◆ **Dataset records**:
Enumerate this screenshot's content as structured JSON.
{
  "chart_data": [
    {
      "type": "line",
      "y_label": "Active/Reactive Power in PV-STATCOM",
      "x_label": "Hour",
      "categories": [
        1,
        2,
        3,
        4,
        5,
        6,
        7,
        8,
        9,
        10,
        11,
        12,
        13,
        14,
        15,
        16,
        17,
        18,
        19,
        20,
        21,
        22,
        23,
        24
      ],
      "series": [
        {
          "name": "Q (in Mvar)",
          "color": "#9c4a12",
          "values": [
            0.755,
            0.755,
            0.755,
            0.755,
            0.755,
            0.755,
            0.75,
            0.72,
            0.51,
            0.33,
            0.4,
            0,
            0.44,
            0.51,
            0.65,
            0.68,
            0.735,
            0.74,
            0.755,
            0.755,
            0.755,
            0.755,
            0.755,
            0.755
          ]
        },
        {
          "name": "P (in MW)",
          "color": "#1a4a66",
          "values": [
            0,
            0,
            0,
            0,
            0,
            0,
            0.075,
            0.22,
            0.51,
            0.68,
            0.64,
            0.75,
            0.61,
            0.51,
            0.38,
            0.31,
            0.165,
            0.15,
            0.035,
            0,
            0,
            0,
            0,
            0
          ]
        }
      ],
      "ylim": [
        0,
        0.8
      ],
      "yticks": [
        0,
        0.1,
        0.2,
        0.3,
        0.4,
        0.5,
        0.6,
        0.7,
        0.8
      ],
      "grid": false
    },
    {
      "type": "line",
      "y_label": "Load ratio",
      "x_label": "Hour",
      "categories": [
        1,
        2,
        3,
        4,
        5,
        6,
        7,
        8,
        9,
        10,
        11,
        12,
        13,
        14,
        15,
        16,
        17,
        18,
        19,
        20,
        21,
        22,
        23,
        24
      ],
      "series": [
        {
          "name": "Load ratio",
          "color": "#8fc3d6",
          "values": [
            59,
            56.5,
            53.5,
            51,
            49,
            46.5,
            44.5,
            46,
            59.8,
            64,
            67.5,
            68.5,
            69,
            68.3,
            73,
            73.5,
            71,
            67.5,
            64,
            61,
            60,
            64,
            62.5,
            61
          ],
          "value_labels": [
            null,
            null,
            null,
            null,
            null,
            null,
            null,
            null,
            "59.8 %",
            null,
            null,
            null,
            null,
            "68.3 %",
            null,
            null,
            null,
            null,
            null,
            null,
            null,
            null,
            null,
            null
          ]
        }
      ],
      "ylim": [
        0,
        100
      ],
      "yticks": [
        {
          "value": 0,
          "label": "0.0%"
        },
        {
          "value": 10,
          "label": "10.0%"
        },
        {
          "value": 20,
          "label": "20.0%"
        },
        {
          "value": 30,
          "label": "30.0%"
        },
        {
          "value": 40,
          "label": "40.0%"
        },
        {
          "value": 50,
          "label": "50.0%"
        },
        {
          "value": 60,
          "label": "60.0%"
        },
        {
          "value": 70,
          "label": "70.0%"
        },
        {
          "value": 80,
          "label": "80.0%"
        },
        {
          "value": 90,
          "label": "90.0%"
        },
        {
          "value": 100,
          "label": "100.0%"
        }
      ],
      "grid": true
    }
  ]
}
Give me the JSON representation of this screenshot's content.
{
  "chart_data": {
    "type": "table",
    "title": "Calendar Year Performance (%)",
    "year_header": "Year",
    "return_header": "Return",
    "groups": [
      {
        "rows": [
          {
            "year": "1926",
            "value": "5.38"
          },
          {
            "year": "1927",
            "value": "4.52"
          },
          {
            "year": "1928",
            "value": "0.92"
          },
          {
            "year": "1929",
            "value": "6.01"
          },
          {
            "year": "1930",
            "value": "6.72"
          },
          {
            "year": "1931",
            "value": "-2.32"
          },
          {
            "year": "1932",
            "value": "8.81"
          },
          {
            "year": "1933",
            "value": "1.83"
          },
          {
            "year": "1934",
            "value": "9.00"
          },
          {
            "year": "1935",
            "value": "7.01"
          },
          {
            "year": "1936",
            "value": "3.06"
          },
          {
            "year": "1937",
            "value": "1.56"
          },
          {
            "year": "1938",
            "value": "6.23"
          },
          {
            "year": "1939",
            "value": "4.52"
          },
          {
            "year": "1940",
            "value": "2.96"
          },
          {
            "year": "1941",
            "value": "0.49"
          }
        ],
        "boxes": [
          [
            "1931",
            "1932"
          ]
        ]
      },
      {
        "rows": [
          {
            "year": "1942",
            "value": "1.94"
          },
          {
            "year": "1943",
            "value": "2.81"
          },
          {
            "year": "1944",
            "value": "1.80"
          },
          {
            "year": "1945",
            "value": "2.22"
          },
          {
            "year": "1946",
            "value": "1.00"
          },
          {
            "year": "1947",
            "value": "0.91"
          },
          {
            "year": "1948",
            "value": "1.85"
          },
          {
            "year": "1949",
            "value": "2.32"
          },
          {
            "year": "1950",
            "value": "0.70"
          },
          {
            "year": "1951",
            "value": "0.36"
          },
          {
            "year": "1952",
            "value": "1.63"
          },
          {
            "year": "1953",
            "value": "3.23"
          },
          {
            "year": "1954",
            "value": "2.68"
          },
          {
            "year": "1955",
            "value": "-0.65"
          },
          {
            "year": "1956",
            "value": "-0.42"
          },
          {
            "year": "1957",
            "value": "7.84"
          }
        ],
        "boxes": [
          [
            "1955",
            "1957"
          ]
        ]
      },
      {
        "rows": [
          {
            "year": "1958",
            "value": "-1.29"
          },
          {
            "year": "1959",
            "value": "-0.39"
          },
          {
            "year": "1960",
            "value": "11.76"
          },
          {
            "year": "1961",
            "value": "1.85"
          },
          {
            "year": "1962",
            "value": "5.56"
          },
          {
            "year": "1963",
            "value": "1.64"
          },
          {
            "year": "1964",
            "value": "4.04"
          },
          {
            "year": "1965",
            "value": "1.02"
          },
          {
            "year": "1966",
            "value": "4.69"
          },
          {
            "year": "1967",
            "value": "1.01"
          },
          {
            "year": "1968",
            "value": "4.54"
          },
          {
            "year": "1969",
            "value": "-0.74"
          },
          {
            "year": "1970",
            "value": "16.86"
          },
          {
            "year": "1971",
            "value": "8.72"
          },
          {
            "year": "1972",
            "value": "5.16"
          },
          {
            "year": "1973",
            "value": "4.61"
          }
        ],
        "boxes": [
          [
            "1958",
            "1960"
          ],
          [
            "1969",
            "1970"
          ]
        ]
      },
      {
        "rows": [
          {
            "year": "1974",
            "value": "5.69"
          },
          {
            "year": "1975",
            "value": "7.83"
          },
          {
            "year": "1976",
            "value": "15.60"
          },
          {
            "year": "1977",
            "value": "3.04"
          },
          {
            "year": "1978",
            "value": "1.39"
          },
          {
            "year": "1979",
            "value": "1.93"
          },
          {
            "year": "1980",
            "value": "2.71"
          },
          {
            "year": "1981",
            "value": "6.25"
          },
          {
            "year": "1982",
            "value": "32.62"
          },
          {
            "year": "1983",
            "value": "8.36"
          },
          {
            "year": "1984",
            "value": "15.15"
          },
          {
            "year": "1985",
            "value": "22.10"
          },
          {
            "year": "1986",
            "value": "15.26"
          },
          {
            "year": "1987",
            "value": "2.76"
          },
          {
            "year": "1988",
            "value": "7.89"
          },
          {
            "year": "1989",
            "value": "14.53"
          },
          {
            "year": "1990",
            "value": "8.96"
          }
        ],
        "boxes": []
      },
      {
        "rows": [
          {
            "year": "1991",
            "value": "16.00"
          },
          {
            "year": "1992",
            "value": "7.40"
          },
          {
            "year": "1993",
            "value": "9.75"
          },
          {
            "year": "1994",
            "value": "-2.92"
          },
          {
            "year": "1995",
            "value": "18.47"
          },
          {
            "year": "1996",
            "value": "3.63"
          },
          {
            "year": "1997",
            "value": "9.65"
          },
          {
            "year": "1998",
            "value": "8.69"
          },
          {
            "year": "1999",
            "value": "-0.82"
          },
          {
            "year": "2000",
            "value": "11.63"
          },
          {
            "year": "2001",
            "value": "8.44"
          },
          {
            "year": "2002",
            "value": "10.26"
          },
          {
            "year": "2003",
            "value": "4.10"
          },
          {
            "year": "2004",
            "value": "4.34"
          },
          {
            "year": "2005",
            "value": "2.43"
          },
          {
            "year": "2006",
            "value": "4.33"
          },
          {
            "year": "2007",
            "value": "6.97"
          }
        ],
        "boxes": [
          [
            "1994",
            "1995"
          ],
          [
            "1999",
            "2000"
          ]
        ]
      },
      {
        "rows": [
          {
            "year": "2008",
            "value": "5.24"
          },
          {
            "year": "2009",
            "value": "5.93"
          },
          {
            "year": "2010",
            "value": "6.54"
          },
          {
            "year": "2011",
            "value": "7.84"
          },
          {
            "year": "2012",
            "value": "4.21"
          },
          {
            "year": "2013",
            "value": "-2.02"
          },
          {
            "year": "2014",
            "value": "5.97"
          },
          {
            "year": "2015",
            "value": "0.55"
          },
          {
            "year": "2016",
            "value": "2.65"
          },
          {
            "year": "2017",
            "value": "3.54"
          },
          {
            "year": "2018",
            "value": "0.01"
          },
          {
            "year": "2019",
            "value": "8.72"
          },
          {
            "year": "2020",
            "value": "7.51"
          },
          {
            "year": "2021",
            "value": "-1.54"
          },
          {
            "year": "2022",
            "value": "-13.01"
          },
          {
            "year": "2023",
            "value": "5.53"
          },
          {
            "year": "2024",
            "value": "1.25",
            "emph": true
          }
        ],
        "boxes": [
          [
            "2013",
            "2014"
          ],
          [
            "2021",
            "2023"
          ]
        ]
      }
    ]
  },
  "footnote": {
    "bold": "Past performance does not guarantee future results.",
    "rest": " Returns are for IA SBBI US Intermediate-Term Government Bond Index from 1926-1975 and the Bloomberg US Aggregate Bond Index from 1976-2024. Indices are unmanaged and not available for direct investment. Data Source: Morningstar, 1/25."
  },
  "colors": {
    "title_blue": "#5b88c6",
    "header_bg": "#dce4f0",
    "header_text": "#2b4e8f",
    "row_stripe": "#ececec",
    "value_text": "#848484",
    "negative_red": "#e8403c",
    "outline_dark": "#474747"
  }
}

◆ **Exercise**:
Pull out all lines in the data above that include "screenshot".

◆ **Right answer**:
Enumerate this screenshot's content as structured JSON.
Give me the JSON representation of this screenshot's content.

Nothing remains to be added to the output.